(Excerpt begins)

The group called on Kenyan authorities to “urgently investigate” cases of police brutality and hold those responsible to account.
“Police brutality isn’t just unlawful; it is also counterproductive in fighting the spread of the virus,” Namwaya said.
National Police Service spokesman Charles Owino told dpa news agency that there were “a few cases where some few police officers misbehaved”, but said these were isolated incidents.
Police brutality is not a policy of the Kenyan government, he added.
“We took action against them – some were suspended, some were indicted, some were even taken to court,” Owino said.
Kenya’s police force is often accused by rights groups of using excessive force and carrying out unlawful killings, especially in poor neighbourhoods.
In January, HRW said at least eight young men had been shot in three low-income neighbourhoods since Christmas, and a 2019 report detailed the killings of 21 young men and boys by police “apparently with no justification”.

(Excerpt ends)
(Data excerpts begins)

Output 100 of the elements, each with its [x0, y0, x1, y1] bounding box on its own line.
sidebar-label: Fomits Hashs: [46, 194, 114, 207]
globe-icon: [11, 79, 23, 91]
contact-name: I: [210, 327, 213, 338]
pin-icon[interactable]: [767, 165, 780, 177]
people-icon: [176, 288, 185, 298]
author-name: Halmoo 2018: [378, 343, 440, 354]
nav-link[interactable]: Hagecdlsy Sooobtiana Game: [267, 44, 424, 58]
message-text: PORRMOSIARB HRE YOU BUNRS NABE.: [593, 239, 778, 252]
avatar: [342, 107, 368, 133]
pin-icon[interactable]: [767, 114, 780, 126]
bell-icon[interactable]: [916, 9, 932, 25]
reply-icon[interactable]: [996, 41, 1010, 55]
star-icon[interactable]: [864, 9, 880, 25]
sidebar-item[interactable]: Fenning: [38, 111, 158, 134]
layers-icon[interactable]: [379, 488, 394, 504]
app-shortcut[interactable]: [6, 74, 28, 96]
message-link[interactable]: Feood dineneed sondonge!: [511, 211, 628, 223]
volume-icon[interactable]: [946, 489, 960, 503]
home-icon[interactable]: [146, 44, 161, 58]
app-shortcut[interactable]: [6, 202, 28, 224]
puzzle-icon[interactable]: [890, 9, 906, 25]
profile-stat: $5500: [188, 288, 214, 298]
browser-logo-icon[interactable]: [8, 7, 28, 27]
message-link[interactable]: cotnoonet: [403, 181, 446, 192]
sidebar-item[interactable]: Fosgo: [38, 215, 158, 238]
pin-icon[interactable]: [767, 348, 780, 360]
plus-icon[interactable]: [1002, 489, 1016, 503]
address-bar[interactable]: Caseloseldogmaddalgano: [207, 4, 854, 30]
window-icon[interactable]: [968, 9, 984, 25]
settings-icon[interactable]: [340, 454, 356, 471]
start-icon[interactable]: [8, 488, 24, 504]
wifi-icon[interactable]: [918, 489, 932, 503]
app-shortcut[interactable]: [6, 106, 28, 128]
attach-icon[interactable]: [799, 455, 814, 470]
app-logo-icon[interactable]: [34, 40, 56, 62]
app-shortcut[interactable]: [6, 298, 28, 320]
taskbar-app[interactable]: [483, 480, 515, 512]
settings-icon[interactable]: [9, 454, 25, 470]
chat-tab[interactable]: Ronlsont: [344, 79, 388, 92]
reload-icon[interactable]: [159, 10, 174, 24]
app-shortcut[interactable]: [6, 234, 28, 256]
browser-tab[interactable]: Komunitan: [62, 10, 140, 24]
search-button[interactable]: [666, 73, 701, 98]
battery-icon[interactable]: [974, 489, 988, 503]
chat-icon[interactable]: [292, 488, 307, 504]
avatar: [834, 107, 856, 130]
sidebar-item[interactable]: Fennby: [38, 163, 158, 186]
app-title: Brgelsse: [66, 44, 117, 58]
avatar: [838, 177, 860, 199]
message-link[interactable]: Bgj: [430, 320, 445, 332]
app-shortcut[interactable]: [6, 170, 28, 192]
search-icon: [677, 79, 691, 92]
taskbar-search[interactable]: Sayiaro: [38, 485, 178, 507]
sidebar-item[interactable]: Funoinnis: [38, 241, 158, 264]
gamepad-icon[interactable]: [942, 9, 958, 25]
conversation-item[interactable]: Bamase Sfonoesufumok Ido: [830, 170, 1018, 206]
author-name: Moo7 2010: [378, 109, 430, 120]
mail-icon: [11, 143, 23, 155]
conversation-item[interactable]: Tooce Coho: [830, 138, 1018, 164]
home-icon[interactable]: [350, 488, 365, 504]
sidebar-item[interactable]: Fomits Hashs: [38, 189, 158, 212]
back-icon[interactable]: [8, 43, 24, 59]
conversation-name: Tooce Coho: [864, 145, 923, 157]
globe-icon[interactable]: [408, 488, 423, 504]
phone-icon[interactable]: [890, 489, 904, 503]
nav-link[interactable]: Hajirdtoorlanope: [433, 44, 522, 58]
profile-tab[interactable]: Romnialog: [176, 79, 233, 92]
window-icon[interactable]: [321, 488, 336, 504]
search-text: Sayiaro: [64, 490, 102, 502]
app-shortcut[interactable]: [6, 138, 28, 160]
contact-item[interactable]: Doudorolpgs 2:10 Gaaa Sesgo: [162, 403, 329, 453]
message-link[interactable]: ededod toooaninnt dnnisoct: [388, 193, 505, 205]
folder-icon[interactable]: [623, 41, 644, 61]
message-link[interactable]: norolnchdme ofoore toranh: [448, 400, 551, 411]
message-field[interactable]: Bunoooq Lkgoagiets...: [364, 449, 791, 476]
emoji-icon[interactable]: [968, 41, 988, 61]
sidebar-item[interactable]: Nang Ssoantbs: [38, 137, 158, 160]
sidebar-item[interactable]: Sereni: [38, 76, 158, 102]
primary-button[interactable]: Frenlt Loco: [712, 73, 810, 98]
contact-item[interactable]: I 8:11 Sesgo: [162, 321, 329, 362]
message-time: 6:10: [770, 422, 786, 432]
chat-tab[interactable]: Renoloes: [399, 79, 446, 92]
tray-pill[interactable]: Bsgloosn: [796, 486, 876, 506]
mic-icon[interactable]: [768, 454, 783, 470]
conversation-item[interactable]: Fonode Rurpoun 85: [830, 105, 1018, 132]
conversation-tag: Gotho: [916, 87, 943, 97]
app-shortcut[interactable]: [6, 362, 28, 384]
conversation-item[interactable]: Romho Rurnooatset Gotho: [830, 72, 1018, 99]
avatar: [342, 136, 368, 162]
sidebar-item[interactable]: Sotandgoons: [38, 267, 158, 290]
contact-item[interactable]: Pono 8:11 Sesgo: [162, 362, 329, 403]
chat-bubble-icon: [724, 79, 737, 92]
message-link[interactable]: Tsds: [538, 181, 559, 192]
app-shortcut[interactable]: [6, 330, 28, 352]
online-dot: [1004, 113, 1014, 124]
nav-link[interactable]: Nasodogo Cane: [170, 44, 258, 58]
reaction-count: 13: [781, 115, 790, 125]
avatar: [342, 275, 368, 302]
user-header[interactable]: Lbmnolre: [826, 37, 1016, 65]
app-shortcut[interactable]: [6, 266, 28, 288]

(Data excerpts ends)

_Required tasks_
A: According to Namwaya in the excerpt on police brutality in Kenya, why is police brutality a problem? Reply in one to three sentences.
B: Answer these questions about the excerpt on police brutality in Kenya:
(i) What is the name of the National Police Service spokesman?
(ii) According to HRW in January, at least how many young men had been shot since Christmas?
(iii) How many killings of young men and boys by police did the 2019 report detail?
C: Continue the news report on police brutality in Kenya from its last sentence.
The dataset entries have no connection to the text.

_Solved tasks_
A: Namwaya says police brutality is unlawful. It is also counterproductive in fighting the spread of the virus.

B:
(i) Charles Owino
(ii) At least eight
(iii) 21

C:
“Although many killings by the police have been well documented by both state institutions and rights organizations, the security officers have rarely been held to account, including by the police oversight authority,” said the HRW statement on Wednesday.
On April 1, Kenyan President Uhuru Kenyatta apologised for “some excesses” by police in the enforcement of the curfew.
HRW criticised him for not instructing police to end the abuses.
By Wednesday, Kenya had reported 303 cases of the COVID-19 respiratory disease caused by the coronavirus, 74 recoveries and 14 deaths, according to the Africa Centres for Disease Control and Prevention.